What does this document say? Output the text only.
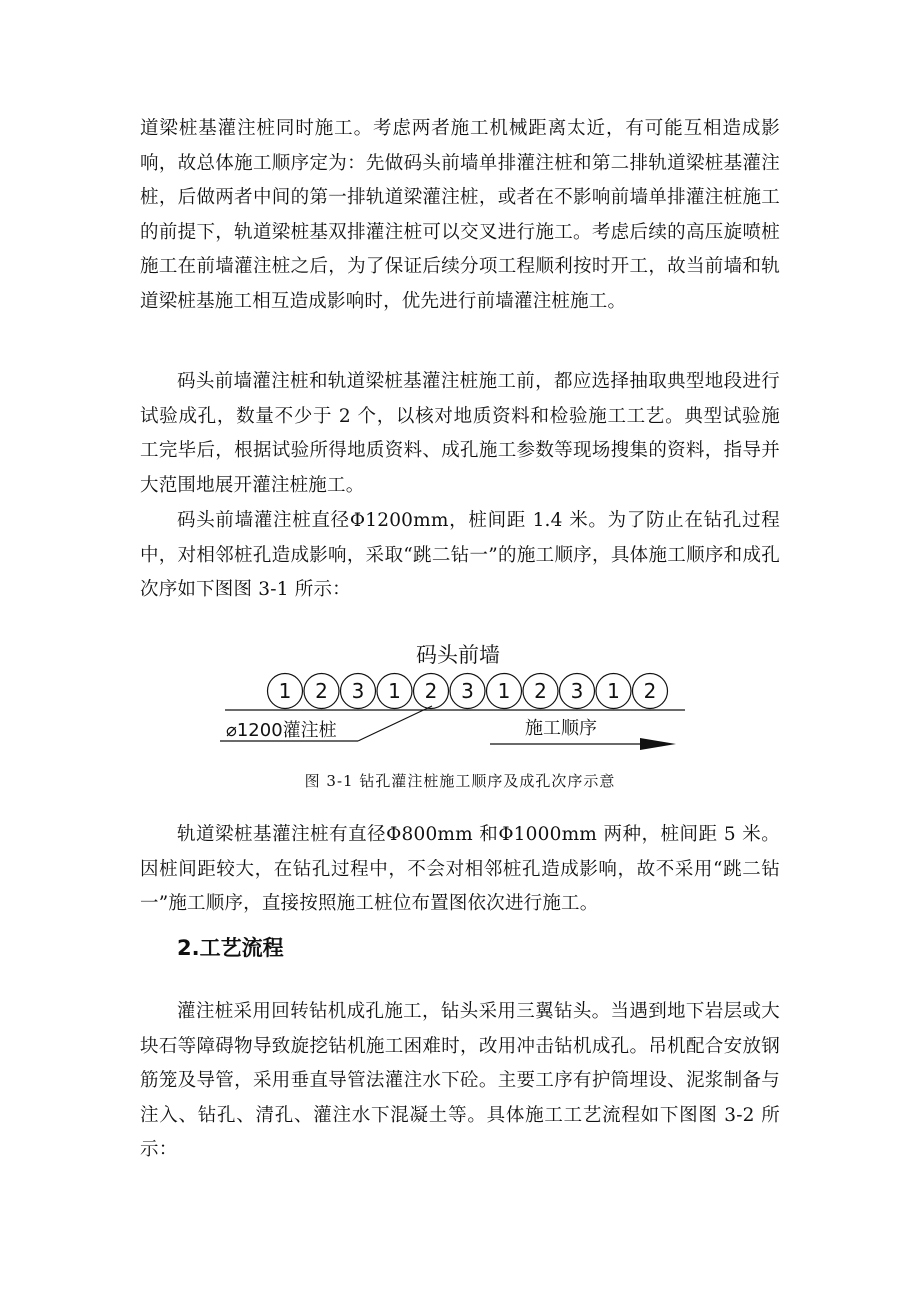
道梁桩基灌注桩同时施工。考虑两者施工机械距离太近，有可能互相造成影响，故总体施工顺序定为：先做码头前墙单排灌注桩和第二排轨道梁桩基灌注桩，后做两者中间的第一排轨道梁灌注桩，或者在不影响前墙单排灌注桩施工的前提下，轨道梁桩基双排灌注桩可以交叉进行施工。考虑后续的高压旋喷桩施工在前墙灌注桩之后，为了保证后续分项工程顺利按时开工，故当前墙和轨道梁桩基施工相互造成影响时，优先进行前墙灌注桩施工。

码头前墙灌注桩和轨道梁桩基灌注桩施工前，都应选择抽取典型地段进行试验成孔，数量不少于 2 个，以核对地质资料和检验施工工艺。典型试验施工完毕后，根据试验所得地质资料、成孔施工参数等现场搜集的资料，指导并大范围地展开灌注桩施工。

码头前墙灌注桩直径Φ1200mm，桩间距 1.4 米。为了防止在钻孔过程中，对相邻桩孔造成影响，采取“跳二钻一”的施工顺序，具体施工顺序和成孔次序如下图图 3-1 所示：

码头前墙
1 2 3 1 2 3 1 2 3 1 2
⌀1200灌注桩	施工顺序
图 3-1 钻孔灌注桩施工顺序及成孔次序示意

轨道梁桩基灌注桩有直径Φ800mm 和Φ1000mm 两种，桩间距 5 米。因桩间距较大，在钻孔过程中，不会对相邻桩孔造成影响，故不采用“跳二钻一”施工顺序，直接按照施工桩位布置图依次进行施工。

2.工艺流程

灌注桩采用回转钻机成孔施工，钻头采用三翼钻头。当遇到地下岩层或大块石等障碍物导致旋挖钻机施工困难时，改用冲击钻机成孔。吊机配合安放钢筋笼及导管，采用垂直导管法灌注水下砼。主要工序有护筒埋设、泥浆制备与注入、钻孔、清孔、灌注水下混凝土等。具体施工工艺流程如下图图 3-2 所示：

========================================================================

#### Task objective:
Using the listing above, return all lines where the word "跳二钻一" occurs.

#### Answer for this exercise:
码头前墙灌注桩直径Φ1200mm，桩间距 1.4 米。为了防止在钻孔过程中，对相邻桩孔造成影响，采取“跳二钻一”的施工顺序，具体施工顺序和成孔次序如下图图 3-1 所示：
轨道梁桩基灌注桩有直径Φ800mm 和Φ1000mm 两种，桩间距 5 米。因桩间距较大，在钻孔过程中，不会对相邻桩孔造成影响，故不采用“跳二钻一”施工顺序，直接按照施工桩位布置图依次进行施工。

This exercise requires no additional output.